AIM
Collect each line of the records containing the string "defines".

— START DATA SHOWN —

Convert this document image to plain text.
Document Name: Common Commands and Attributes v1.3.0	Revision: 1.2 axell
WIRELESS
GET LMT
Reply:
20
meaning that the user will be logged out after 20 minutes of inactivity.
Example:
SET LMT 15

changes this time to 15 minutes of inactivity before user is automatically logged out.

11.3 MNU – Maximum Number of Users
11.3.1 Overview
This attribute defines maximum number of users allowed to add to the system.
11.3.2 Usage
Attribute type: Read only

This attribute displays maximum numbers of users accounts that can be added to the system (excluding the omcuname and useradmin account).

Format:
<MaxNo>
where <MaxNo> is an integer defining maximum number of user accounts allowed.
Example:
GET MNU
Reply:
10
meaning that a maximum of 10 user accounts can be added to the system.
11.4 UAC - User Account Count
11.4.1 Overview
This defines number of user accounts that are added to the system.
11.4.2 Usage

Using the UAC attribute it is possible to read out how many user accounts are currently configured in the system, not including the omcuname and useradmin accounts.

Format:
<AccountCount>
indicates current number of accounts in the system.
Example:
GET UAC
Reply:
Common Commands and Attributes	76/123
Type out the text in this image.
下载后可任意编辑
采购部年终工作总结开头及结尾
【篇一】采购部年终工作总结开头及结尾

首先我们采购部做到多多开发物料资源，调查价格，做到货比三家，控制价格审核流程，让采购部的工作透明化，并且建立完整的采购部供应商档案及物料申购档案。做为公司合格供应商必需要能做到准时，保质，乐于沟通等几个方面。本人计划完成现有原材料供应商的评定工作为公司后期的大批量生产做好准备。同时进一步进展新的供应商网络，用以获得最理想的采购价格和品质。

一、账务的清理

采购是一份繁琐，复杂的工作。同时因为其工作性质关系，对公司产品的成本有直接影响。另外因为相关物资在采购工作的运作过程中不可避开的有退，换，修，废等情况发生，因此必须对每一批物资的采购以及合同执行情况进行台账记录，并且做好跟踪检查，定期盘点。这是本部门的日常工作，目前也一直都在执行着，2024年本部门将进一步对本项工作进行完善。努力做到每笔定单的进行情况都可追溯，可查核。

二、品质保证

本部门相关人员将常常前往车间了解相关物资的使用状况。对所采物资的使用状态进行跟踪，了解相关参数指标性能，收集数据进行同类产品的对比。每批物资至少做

— END DATA SHOWN —

SOLUTION
This attribute defines maximum number of users allowed to add to the system.
This defines number of user accounts that are added to the system.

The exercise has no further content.